• _MATERIAL PROVIDED_
....................
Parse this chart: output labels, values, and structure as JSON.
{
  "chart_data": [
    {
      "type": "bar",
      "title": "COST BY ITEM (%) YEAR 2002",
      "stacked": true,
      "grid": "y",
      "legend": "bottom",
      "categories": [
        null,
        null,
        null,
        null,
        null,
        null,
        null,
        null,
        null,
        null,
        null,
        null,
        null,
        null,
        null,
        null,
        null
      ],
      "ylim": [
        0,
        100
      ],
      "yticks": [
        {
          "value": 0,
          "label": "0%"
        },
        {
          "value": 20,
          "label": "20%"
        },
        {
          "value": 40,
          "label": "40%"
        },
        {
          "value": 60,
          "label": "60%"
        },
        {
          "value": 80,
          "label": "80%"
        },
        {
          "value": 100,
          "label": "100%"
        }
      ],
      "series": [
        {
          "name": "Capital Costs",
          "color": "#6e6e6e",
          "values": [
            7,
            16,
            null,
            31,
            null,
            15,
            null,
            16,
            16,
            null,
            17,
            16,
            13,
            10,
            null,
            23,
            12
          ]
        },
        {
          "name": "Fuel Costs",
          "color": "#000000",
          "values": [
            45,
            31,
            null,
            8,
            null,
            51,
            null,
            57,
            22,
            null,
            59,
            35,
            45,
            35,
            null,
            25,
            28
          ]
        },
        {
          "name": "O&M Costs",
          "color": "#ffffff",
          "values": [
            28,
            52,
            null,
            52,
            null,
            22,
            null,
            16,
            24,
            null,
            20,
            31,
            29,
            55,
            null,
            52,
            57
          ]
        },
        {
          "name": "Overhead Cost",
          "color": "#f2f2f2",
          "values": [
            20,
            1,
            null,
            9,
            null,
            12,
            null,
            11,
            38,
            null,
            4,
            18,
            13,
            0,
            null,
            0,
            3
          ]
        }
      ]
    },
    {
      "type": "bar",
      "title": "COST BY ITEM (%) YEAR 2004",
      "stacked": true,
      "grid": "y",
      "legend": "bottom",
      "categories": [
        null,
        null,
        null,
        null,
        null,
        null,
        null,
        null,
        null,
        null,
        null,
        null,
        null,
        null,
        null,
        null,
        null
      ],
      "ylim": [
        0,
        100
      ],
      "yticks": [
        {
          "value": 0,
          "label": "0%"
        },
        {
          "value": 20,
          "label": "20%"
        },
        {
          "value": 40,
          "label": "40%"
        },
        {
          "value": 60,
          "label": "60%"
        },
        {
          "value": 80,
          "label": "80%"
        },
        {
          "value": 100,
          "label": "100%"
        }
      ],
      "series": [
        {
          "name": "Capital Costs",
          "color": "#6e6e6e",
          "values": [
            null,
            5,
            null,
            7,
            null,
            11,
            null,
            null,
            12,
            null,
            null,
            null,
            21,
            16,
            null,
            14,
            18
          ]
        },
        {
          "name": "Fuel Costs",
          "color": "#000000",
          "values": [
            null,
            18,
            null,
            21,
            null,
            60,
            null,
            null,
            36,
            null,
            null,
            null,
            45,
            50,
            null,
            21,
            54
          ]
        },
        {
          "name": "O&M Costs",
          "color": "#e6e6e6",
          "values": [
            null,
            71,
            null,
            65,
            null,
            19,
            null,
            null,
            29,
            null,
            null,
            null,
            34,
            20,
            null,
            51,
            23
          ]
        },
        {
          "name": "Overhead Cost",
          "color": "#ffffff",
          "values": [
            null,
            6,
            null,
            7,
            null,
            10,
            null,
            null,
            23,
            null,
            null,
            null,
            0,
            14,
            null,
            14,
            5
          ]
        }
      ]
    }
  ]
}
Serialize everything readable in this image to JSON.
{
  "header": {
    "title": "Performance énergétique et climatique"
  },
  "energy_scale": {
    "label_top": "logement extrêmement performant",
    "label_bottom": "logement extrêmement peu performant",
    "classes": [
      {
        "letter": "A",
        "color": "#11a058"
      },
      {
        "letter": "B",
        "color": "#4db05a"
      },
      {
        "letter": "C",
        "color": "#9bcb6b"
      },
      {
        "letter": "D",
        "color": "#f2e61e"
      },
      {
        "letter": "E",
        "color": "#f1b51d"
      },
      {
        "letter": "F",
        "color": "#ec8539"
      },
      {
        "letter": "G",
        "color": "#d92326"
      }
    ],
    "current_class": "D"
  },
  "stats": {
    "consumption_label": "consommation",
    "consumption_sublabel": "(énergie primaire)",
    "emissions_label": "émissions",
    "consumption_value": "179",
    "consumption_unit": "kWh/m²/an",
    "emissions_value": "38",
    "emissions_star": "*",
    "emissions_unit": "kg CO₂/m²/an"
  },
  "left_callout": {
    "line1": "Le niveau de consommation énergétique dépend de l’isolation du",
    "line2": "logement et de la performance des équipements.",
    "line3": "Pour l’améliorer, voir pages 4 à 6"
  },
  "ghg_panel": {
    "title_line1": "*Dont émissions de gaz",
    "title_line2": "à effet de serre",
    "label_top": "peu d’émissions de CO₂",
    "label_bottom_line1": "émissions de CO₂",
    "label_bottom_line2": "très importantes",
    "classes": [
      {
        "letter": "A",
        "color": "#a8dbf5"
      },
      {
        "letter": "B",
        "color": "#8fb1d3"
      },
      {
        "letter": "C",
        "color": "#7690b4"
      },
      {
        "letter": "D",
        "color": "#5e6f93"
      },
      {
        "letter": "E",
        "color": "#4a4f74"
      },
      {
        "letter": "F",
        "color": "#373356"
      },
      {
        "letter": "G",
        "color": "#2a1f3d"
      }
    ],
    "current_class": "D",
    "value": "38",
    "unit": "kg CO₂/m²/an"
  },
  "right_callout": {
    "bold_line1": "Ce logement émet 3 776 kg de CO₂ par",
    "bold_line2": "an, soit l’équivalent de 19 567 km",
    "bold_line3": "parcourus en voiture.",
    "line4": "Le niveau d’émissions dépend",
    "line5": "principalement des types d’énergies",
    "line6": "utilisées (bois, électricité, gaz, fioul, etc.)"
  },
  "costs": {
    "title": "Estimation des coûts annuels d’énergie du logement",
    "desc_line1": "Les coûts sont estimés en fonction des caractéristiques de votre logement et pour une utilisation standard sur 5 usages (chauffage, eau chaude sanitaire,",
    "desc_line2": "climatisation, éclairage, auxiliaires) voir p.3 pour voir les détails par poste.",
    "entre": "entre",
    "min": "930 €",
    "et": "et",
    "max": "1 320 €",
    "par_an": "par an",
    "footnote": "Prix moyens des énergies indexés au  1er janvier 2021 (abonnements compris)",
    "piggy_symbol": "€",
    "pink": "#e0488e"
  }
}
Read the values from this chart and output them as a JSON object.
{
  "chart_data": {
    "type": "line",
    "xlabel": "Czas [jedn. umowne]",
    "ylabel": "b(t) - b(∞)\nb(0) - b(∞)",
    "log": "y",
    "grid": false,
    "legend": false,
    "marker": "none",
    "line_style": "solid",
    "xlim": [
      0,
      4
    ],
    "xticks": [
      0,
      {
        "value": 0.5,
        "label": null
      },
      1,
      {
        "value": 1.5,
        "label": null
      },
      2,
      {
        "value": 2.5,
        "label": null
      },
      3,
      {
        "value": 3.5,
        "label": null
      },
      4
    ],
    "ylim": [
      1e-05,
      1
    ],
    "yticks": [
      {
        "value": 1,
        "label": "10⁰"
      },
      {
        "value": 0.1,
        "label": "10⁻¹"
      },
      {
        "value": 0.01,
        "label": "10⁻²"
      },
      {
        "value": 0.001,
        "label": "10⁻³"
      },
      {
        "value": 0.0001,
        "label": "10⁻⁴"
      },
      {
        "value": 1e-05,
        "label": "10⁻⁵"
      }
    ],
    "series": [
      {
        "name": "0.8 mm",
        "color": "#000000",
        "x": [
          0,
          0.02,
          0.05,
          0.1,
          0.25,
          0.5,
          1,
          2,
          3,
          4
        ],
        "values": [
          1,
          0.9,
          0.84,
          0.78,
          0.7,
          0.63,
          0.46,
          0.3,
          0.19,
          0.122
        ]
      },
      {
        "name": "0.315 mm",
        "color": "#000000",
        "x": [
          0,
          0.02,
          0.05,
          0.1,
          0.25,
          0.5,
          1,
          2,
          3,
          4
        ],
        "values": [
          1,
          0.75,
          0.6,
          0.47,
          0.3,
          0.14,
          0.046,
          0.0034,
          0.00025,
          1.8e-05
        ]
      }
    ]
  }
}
....................
• _WHAT THIS TASK INVOLVES_
Only the number is wanted: how many lines above include the word "output"?

• _RESULT OF THIS TASK_
2